_Input records_:
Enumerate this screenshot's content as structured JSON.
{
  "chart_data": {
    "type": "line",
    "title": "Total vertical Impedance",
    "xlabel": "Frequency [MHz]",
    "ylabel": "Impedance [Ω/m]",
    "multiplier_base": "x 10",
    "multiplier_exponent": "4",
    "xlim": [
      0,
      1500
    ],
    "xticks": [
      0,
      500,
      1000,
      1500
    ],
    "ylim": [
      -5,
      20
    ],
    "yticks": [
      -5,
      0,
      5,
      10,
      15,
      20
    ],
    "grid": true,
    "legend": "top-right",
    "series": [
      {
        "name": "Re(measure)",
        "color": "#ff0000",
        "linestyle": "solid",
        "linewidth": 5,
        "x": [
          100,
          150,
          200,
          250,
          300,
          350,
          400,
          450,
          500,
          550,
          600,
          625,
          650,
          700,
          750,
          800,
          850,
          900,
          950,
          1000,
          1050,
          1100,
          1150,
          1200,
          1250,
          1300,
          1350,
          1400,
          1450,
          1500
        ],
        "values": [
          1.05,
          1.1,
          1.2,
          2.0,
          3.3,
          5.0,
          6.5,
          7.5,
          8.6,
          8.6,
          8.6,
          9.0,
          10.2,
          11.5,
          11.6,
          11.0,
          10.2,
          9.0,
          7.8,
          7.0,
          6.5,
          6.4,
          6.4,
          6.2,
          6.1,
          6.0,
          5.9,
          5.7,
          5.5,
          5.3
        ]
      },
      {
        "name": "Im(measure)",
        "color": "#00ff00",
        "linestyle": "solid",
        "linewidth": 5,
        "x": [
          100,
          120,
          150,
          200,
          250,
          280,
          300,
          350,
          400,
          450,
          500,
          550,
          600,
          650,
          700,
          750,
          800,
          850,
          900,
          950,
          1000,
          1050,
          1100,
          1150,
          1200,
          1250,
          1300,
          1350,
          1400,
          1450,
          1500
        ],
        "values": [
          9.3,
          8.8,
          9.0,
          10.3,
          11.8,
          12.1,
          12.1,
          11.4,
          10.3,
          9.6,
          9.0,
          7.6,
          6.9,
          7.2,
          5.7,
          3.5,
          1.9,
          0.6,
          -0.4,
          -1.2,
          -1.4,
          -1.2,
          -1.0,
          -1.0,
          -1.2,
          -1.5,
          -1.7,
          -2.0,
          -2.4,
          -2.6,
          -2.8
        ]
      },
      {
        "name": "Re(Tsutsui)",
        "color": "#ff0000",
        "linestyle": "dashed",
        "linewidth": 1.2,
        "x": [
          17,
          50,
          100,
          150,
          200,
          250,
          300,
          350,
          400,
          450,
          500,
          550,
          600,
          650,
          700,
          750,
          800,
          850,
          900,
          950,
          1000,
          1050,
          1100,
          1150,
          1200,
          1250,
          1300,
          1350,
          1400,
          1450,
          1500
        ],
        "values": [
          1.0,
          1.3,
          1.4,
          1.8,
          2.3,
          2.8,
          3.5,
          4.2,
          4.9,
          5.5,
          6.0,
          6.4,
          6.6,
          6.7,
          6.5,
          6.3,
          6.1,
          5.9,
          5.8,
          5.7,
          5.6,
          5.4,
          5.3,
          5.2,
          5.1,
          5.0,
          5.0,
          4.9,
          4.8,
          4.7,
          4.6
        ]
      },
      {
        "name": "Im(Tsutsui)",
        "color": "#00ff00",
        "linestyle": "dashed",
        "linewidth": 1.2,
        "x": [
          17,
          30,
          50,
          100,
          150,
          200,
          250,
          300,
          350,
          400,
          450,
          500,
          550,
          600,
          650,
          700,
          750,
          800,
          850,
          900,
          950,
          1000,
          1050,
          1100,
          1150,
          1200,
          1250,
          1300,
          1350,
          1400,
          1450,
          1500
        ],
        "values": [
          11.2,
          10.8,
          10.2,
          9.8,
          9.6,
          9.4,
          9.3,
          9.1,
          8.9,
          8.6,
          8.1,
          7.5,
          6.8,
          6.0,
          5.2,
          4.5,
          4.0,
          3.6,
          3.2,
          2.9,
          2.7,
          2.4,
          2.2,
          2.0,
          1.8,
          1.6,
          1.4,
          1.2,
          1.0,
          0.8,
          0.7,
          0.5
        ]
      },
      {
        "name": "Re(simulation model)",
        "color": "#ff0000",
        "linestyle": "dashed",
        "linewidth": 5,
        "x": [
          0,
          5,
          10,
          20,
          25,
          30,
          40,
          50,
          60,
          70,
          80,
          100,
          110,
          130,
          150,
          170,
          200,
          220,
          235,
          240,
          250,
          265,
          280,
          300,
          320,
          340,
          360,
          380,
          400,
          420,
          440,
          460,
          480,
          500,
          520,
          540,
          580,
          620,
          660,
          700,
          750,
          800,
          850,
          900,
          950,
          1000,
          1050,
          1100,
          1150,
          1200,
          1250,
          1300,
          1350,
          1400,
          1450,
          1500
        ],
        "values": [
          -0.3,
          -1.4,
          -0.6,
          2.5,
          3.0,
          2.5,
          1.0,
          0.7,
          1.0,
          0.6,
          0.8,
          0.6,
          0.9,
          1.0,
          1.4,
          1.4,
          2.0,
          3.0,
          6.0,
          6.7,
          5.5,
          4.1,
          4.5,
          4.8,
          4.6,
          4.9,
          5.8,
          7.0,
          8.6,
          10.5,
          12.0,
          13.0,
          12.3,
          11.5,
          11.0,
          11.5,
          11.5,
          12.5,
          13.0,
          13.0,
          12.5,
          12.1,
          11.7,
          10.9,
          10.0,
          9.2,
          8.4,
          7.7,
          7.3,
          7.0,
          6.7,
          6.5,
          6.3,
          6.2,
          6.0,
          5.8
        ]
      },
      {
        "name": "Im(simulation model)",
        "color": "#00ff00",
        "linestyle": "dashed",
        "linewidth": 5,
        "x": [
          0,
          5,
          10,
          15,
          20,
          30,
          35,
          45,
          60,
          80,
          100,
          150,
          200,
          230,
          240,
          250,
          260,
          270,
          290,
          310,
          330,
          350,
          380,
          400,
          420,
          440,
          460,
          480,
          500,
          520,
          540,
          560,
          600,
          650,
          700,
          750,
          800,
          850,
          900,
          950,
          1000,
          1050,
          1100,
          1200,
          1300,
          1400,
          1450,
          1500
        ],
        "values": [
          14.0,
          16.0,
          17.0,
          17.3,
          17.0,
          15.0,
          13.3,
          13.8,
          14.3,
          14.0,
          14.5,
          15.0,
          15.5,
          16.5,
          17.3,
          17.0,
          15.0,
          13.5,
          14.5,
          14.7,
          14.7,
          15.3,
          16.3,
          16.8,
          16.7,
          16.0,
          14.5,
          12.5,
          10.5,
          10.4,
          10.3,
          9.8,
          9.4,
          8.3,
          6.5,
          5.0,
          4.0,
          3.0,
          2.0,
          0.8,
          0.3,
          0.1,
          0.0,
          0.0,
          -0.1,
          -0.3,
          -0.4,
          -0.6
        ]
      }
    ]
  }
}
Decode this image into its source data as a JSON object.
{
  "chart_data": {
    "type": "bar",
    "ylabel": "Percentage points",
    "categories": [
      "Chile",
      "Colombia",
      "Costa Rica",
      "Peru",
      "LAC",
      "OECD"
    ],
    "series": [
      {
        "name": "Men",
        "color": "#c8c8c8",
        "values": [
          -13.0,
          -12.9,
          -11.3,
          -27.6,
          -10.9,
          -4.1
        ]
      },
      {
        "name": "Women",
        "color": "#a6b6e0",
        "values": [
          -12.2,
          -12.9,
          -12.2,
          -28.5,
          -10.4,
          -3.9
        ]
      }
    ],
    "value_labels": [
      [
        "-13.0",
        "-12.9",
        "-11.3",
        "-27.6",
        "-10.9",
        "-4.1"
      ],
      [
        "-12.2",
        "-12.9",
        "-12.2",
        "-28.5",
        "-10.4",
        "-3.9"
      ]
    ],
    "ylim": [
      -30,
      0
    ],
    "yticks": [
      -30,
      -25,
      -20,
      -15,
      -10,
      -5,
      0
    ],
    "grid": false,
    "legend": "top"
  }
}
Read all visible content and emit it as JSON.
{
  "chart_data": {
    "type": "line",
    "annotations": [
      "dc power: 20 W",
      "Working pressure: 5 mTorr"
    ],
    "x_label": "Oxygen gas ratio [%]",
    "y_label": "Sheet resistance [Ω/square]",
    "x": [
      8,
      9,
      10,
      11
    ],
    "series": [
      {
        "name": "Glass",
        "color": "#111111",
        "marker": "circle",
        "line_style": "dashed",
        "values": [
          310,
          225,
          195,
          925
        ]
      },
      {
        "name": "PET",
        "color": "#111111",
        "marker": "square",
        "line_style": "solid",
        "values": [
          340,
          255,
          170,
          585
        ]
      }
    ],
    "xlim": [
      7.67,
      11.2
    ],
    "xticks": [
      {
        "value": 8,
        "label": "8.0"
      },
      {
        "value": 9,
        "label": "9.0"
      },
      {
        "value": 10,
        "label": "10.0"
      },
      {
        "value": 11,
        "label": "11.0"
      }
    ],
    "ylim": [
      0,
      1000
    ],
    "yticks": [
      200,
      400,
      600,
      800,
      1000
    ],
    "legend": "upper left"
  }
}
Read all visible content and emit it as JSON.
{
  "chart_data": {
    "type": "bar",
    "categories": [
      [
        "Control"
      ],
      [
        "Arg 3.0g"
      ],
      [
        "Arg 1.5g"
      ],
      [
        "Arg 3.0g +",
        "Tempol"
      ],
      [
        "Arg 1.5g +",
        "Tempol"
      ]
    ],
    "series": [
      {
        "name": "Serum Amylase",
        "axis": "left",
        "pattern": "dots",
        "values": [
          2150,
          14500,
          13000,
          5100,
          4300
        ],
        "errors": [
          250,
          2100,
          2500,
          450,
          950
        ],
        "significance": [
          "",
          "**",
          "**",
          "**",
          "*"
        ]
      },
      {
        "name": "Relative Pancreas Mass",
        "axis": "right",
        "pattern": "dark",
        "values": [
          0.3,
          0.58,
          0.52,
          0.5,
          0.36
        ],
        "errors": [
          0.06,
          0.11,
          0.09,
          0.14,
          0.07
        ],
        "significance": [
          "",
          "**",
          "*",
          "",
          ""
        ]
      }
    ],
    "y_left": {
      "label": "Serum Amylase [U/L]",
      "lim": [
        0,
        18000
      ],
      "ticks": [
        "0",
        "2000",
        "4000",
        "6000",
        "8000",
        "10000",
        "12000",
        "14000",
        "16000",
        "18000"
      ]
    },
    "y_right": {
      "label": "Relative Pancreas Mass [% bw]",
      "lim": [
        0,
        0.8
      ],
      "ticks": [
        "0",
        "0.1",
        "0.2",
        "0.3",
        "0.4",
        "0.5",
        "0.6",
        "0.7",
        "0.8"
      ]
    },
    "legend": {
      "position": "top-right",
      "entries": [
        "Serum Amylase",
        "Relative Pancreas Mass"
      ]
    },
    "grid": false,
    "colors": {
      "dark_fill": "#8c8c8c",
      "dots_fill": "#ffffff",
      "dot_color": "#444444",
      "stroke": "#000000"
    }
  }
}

_Exercise goal_: Give only the number of lines in the material above where the string "Relative" appears.

_The response_: 3